● **Stored data**:

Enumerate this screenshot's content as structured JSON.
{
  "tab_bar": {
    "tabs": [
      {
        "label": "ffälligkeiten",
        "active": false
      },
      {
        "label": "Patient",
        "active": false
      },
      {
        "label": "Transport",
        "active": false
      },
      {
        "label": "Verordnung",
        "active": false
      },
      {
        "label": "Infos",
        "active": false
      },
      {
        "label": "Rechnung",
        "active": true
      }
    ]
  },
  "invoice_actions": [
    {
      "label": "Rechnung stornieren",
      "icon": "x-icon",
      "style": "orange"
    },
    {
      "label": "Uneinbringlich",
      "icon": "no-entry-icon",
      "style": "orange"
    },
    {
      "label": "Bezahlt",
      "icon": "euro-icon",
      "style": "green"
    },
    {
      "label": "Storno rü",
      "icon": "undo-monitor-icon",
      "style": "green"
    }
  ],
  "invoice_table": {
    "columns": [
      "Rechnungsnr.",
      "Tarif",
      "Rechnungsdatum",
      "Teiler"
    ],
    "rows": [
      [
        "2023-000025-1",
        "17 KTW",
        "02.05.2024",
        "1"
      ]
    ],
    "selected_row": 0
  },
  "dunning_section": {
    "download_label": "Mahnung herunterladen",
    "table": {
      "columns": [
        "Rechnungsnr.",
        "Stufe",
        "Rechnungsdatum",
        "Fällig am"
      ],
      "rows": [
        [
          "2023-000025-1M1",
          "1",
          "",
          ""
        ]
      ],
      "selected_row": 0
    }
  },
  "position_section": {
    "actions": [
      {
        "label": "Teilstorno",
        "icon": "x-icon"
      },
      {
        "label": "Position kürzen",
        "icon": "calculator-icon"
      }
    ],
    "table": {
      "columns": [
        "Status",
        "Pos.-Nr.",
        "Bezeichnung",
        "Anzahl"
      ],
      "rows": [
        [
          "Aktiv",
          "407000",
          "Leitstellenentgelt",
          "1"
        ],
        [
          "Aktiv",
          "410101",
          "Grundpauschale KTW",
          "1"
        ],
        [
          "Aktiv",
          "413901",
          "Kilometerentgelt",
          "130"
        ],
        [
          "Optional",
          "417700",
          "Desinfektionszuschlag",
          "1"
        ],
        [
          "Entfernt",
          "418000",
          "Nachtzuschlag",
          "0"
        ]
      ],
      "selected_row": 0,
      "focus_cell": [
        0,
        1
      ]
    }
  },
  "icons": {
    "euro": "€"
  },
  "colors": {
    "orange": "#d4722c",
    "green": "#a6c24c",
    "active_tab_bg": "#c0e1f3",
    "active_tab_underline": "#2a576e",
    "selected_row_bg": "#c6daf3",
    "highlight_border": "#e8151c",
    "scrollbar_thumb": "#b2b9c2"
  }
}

● **Written instruction**: Write out the full listing, keeping every line exactly as it is.

● **Worked answer**:
Enumerate this screenshot's content as structured JSON.
{
  "tab_bar": {
    "tabs": [
      {
        "label": "ffälligkeiten",
        "active": false
      },
      {
        "label": "Patient",
        "active": false
      },
      {
        "label": "Transport",
        "active": false
      },
      {
        "label": "Verordnung",
        "active": false
      },
      {
        "label": "Infos",
        "active": false
      },
      {
        "label": "Rechnung",
        "active": true
      }
    ]
  },
  "invoice_actions": [
    {
      "label": "Rechnung stornieren",
      "icon": "x-icon",
      "style": "orange"
    },
    {
      "label": "Uneinbringlich",
      "icon": "no-entry-icon",
      "style": "orange"
    },
    {
      "label": "Bezahlt",
      "icon": "euro-icon",
      "style": "green"
    },
    {
      "label": "Storno rü",
      "icon": "undo-monitor-icon",
      "style": "green"
    }
  ],
  "invoice_table": {
    "columns": [
      "Rechnungsnr.",
      "Tarif",
      "Rechnungsdatum",
      "Teiler"
    ],
    "rows": [
      [
        "2023-000025-1",
        "17 KTW",
        "02.05.2024",
        "1"
      ]
    ],
    "selected_row": 0
  },
  "dunning_section": {
    "download_label": "Mahnung herunterladen",
    "table": {
      "columns": [
        "Rechnungsnr.",
        "Stufe",
        "Rechnungsdatum",
        "Fällig am"
      ],
      "rows": [
        [
          "2023-000025-1M1",
          "1",
          "",
          ""
        ]
      ],
      "selected_row": 0
    }
  },
  "position_section": {
    "actions": [
      {
        "label": "Teilstorno",
        "icon": "x-icon"
      },
      {
        "label": "Position kürzen",
        "icon": "calculator-icon"
      }
    ],
    "table": {
      "columns": [
        "Status",
        "Pos.-Nr.",
        "Bezeichnung",
        "Anzahl"
      ],
      "rows": [
        [
          "Aktiv",
          "407000",
          "Leitstellenentgelt",
          "1"
        ],
        [
          "Aktiv",
          "410101",
          "Grundpauschale KTW",
          "1"
        ],
        [
          "Aktiv",
          "413901",
          "Kilometerentgelt",
          "130"
        ],
        [
          "Optional",
          "417700",
          "Desinfektionszuschlag",
          "1"
        ],
        [
          "Entfernt",
          "418000",
          "Nachtzuschlag",
          "0"
        ]
      ],
      "selected_row": 0,
      "focus_cell": [
        0,
        1
      ]
    }
  },
  "icons": {
    "euro": "€"
  },
  "colors": {
    "orange": "#d4722c",
    "green": "#a6c24c",
    "active_tab_bg": "#c0e1f3",
    "active_tab_underline": "#2a576e",
    "selected_row_bg": "#c6daf3",
    "highlight_border": "#e8151c",
    "scrollbar_thumb": "#b2b9c2"
  }
}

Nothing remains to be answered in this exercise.